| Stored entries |
┌──

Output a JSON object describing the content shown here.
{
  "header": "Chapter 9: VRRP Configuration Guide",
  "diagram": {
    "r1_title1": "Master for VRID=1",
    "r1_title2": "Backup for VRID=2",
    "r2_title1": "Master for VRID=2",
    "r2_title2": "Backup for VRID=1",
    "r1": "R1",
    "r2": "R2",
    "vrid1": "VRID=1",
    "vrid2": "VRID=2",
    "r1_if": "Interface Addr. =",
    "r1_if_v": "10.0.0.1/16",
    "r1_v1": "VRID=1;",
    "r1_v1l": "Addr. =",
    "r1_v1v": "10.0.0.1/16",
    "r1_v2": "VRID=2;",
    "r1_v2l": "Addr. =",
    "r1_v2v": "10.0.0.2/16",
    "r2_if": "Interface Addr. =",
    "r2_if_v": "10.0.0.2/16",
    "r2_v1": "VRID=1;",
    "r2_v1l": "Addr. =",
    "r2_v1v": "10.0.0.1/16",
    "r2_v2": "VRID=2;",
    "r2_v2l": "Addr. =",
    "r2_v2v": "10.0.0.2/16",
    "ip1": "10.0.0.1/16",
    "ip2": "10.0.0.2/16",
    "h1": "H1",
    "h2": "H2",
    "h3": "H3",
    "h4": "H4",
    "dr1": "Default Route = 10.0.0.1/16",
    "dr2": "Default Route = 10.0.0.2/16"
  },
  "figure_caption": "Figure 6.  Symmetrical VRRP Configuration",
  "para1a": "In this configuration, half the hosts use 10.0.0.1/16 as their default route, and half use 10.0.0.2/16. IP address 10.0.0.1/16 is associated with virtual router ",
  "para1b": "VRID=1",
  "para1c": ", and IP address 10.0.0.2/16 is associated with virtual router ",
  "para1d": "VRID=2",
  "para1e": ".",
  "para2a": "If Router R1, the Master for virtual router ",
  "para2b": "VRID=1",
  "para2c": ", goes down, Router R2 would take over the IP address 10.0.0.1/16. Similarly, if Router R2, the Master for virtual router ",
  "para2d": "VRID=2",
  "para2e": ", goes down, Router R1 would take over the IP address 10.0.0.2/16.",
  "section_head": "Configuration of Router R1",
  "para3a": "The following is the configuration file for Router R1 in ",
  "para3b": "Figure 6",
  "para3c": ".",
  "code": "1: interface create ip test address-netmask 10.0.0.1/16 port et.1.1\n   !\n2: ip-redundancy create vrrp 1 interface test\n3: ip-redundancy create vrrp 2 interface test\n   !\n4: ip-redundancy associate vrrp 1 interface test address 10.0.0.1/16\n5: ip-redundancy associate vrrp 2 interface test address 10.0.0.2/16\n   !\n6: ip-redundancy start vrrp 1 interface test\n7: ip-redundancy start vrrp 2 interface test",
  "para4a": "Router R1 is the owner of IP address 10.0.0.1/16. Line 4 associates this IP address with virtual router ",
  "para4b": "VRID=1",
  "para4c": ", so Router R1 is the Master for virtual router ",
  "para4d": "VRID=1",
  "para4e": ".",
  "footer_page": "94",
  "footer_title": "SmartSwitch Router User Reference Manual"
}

└──

| What needs to be done |
Each entry above is to be set down again in exactly the same words.

| Output for this task |
Output a JSON object describing the content shown here.
{
  "header": "Chapter 9: VRRP Configuration Guide",
  "diagram": {
    "r1_title1": "Master for VRID=1",
    "r1_title2": "Backup for VRID=2",
    "r2_title1": "Master for VRID=2",
    "r2_title2": "Backup for VRID=1",
    "r1": "R1",
    "r2": "R2",
    "vrid1": "VRID=1",
    "vrid2": "VRID=2",
    "r1_if": "Interface Addr. =",
    "r1_if_v": "10.0.0.1/16",
    "r1_v1": "VRID=1;",
    "r1_v1l": "Addr. =",
    "r1_v1v": "10.0.0.1/16",
    "r1_v2": "VRID=2;",
    "r1_v2l": "Addr. =",
    "r1_v2v": "10.0.0.2/16",
    "r2_if": "Interface Addr. =",
    "r2_if_v": "10.0.0.2/16",
    "r2_v1": "VRID=1;",
    "r2_v1l": "Addr. =",
    "r2_v1v": "10.0.0.1/16",
    "r2_v2": "VRID=2;",
    "r2_v2l": "Addr. =",
    "r2_v2v": "10.0.0.2/16",
    "ip1": "10.0.0.1/16",
    "ip2": "10.0.0.2/16",
    "h1": "H1",
    "h2": "H2",
    "h3": "H3",
    "h4": "H4",
    "dr1": "Default Route = 10.0.0.1/16",
    "dr2": "Default Route = 10.0.0.2/16"
  },
  "figure_caption": "Figure 6.  Symmetrical VRRP Configuration",
  "para1a": "In this configuration, half the hosts use 10.0.0.1/16 as their default route, and half use 10.0.0.2/16. IP address 10.0.0.1/16 is associated with virtual router ",
  "para1b": "VRID=1",
  "para1c": ", and IP address 10.0.0.2/16 is associated with virtual router ",
  "para1d": "VRID=2",
  "para1e": ".",
  "para2a": "If Router R1, the Master for virtual router ",
  "para2b": "VRID=1",
  "para2c": ", goes down, Router R2 would take over the IP address 10.0.0.1/16. Similarly, if Router R2, the Master for virtual router ",
  "para2d": "VRID=2",
  "para2e": ", goes down, Router R1 would take over the IP address 10.0.0.2/16.",
  "section_head": "Configuration of Router R1",
  "para3a": "The following is the configuration file for Router R1 in ",
  "para3b": "Figure 6",
  "para3c": ".",
  "code": "1: interface create ip test address-netmask 10.0.0.1/16 port et.1.1\n   !\n2: ip-redundancy create vrrp 1 interface test\n3: ip-redundancy create vrrp 2 interface test\n   !\n4: ip-redundancy associate vrrp 1 interface test address 10.0.0.1/16\n5: ip-redundancy associate vrrp 2 interface test address 10.0.0.2/16\n   !\n6: ip-redundancy start vrrp 1 interface test\n7: ip-redundancy start vrrp 2 interface test",
  "para4a": "Router R1 is the owner of IP address 10.0.0.1/16. Line 4 associates this IP address with virtual router ",
  "para4b": "VRID=1",
  "para4c": ", so Router R1 is the Master for virtual router ",
  "para4d": "VRID=1",
  "para4e": ".",
  "footer_page": "94",
  "footer_title": "SmartSwitch Router User Reference Manual"
}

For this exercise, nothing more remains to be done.